*DATA ROWS*
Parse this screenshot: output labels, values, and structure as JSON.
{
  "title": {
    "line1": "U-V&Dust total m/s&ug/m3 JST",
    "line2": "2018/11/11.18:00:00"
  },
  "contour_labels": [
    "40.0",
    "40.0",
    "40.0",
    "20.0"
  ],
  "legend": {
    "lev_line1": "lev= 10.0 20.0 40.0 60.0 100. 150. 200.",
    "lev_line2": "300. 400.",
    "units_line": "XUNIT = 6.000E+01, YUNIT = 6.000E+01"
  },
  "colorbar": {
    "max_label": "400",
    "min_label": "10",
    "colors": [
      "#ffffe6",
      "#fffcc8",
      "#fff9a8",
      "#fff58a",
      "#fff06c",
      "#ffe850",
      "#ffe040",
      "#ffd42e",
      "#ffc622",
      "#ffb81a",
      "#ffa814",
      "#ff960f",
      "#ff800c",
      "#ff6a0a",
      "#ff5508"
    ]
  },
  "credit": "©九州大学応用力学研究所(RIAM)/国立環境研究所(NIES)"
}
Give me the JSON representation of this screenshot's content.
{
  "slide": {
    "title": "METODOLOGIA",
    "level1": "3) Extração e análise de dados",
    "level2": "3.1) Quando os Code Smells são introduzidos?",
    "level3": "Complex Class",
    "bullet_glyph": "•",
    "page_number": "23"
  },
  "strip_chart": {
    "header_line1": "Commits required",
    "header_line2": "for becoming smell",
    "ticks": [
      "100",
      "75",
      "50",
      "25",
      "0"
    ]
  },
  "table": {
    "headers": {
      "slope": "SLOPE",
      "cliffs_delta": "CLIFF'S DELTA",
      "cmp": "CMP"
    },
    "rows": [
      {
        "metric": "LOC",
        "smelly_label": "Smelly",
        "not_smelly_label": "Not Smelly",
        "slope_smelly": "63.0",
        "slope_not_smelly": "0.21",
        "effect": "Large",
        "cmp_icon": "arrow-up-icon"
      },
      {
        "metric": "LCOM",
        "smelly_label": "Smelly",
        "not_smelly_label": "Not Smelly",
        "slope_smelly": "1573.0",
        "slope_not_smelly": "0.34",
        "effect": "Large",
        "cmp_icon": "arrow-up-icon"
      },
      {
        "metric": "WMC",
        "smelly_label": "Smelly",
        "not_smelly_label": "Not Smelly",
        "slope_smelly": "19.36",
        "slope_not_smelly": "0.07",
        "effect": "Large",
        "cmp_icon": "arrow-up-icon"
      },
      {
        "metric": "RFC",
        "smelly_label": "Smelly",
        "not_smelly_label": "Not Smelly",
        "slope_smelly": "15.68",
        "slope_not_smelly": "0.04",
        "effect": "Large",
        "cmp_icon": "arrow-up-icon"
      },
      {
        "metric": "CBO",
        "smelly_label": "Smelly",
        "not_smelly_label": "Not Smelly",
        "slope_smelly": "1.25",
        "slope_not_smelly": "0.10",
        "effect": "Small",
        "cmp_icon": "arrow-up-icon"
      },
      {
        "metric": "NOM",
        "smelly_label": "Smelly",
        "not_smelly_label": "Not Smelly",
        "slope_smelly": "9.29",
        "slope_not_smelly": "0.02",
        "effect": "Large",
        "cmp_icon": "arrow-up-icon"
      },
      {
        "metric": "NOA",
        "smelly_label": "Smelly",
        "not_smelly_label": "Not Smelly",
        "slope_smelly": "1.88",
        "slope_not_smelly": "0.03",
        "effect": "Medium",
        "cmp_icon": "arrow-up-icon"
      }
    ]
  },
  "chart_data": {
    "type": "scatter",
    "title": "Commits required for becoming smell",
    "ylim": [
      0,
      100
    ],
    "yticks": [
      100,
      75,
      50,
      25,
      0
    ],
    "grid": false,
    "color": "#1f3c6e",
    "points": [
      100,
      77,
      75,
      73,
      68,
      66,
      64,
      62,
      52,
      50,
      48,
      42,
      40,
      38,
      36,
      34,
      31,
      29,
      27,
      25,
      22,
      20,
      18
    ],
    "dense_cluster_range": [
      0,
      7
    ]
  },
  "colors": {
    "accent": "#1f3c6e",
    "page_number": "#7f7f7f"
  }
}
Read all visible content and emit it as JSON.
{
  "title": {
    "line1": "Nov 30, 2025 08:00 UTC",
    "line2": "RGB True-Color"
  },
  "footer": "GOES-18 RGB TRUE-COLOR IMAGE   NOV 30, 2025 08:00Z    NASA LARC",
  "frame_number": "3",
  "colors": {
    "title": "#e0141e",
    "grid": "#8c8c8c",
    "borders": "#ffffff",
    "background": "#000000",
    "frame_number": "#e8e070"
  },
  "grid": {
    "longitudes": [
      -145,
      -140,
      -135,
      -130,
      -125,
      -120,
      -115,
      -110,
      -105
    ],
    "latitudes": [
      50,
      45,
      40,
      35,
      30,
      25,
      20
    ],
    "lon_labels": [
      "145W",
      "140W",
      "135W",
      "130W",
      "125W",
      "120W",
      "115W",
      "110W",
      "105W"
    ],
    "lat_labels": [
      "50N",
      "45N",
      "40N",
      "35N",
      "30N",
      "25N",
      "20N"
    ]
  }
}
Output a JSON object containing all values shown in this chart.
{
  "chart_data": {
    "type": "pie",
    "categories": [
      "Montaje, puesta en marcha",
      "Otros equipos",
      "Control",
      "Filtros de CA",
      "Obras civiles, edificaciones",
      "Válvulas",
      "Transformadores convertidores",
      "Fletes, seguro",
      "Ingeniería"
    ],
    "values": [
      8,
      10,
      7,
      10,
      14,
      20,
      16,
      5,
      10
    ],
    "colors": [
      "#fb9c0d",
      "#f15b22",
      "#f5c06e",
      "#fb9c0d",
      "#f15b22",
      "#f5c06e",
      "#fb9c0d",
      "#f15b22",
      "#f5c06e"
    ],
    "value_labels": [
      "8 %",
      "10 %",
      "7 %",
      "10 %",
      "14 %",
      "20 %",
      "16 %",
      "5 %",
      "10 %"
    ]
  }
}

*WRITTEN INSTRUCTION*
The records above must be repeated exactly, every one of them.

*WRITTEN SOLUTION*
Parse this screenshot: output labels, values, and structure as JSON.
{
  "title": {
    "line1": "U-V&Dust total m/s&ug/m3 JST",
    "line2": "2018/11/11.18:00:00"
  },
  "contour_labels": [
    "40.0",
    "40.0",
    "40.0",
    "20.0"
  ],
  "legend": {
    "lev_line1": "lev= 10.0 20.0 40.0 60.0 100. 150. 200.",
    "lev_line2": "300. 400.",
    "units_line": "XUNIT = 6.000E+01, YUNIT = 6.000E+01"
  },
  "colorbar": {
    "max_label": "400",
    "min_label": "10",
    "colors": [
      "#ffffe6",
      "#fffcc8",
      "#fff9a8",
      "#fff58a",
      "#fff06c",
      "#ffe850",
      "#ffe040",
      "#ffd42e",
      "#ffc622",
      "#ffb81a",
      "#ffa814",
      "#ff960f",
      "#ff800c",
      "#ff6a0a",
      "#ff5508"
    ]
  },
  "credit": "©九州大学応用力学研究所(RIAM)/国立環境研究所(NIES)"
}
Give me the JSON representation of this screenshot's content.
{
  "slide": {
    "title": "METODOLOGIA",
    "level1": "3) Extração e análise de dados",
    "level2": "3.1) Quando os Code Smells são introduzidos?",
    "level3": "Complex Class",
    "bullet_glyph": "•",
    "page_number": "23"
  },
  "strip_chart": {
    "header_line1": "Commits required",
    "header_line2": "for becoming smell",
    "ticks": [
      "100",
      "75",
      "50",
      "25",
      "0"
    ]
  },
  "table": {
    "headers": {
      "slope": "SLOPE",
      "cliffs_delta": "CLIFF'S DELTA",
      "cmp": "CMP"
    },
    "rows": [
      {
        "metric": "LOC",
        "smelly_label": "Smelly",
        "not_smelly_label": "Not Smelly",
        "slope_smelly": "63.0",
        "slope_not_smelly": "0.21",
        "effect": "Large",
        "cmp_icon": "arrow-up-icon"
      },
      {
        "metric": "LCOM",
        "smelly_label": "Smelly",
        "not_smelly_label": "Not Smelly",
        "slope_smelly": "1573.0",
        "slope_not_smelly": "0.34",
        "effect": "Large",
        "cmp_icon": "arrow-up-icon"
      },
      {
        "metric": "WMC",
        "smelly_label": "Smelly",
        "not_smelly_label": "Not Smelly",
        "slope_smelly": "19.36",
        "slope_not_smelly": "0.07",
        "effect": "Large",
        "cmp_icon": "arrow-up-icon"
      },
      {
        "metric": "RFC",
        "smelly_label": "Smelly",
        "not_smelly_label": "Not Smelly",
        "slope_smelly": "15.68",
        "slope_not_smelly": "0.04",
        "effect": "Large",
        "cmp_icon": "arrow-up-icon"
      },
      {
        "metric": "CBO",
        "smelly_label": "Smelly",
        "not_smelly_label": "Not Smelly",
        "slope_smelly": "1.25",
        "slope_not_smelly": "0.10",
        "effect": "Small",
        "cmp_icon": "arrow-up-icon"
      },
      {
        "metric": "NOM",
        "smelly_label": "Smelly",
        "not_smelly_label": "Not Smelly",
        "slope_smelly": "9.29",
        "slope_not_smelly": "0.02",
        "effect": "Large",
        "cmp_icon": "arrow-up-icon"
      },
      {
        "metric": "NOA",
        "smelly_label": "Smelly",
        "not_smelly_label": "Not Smelly",
        "slope_smelly": "1.88",
        "slope_not_smelly": "0.03",
        "effect": "Medium",
        "cmp_icon": "arrow-up-icon"
      }
    ]
  },
  "chart_data": {
    "type": "scatter",
    "title": "Commits required for becoming smell",
    "ylim": [
      0,
      100
    ],
    "yticks": [
      100,
      75,
      50,
      25,
      0
    ],
    "grid": false,
    "color": "#1f3c6e",
    "points": [
      100,
      77,
      75,
      73,
      68,
      66,
      64,
      62,
      52,
      50,
      48,
      42,
      40,
      38,
      36,
      34,
      31,
      29,
      27,
      25,
      22,
      20,
      18
    ],
    "dense_cluster_range": [
      0,
      7
    ]
  },
  "colors": {
    "accent": "#1f3c6e",
    "page_number": "#7f7f7f"
  }
}
Read all visible content and emit it as JSON.
{
  "title": {
    "line1": "Nov 30, 2025 08:00 UTC",
    "line2": "RGB True-Color"
  },
  "footer": "GOES-18 RGB TRUE-COLOR IMAGE   NOV 30, 2025 08:00Z    NASA LARC",
  "frame_number": "3",
  "colors": {
    "title": "#e0141e",
    "grid": "#8c8c8c",
    "borders": "#ffffff",
    "background": "#000000",
    "frame_number": "#e8e070"
  },
  "grid": {
    "longitudes": [
      -145,
      -140,
      -135,
      -130,
      -125,
      -120,
      -115,
      -110,
      -105
    ],
    "latitudes": [
      50,
      45,
      40,
      35,
      30,
      25,
      20
    ],
    "lon_labels": [
      "145W",
      "140W",
      "135W",
      "130W",
      "125W",
      "120W",
      "115W",
      "110W",
      "105W"
    ],
    "lat_labels": [
      "50N",
      "45N",
      "40N",
      "35N",
      "30N",
      "25N",
      "20N"
    ]
  }
}
Output a JSON object containing all values shown in this chart.
{
  "chart_data": {
    "type": "pie",
    "categories": [
      "Montaje, puesta en marcha",
      "Otros equipos",
      "Control",
      "Filtros de CA",
      "Obras civiles, edificaciones",
      "Válvulas",
      "Transformadores convertidores",
      "Fletes, seguro",
      "Ingeniería"
    ],
    "values": [
      8,
      10,
      7,
      10,
      14,
      20,
      16,
      5,
      10
    ],
    "colors": [
      "#fb9c0d",
      "#f15b22",
      "#f5c06e",
      "#fb9c0d",
      "#f15b22",
      "#f5c06e",
      "#fb9c0d",
      "#f15b22",
      "#f5c06e"
    ],
    "value_labels": [
      "8 %",
      "10 %",
      "7 %",
      "10 %",
      "14 %",
      "20 %",
      "16 %",
      "5 %",
      "10 %"
    ]
  }
}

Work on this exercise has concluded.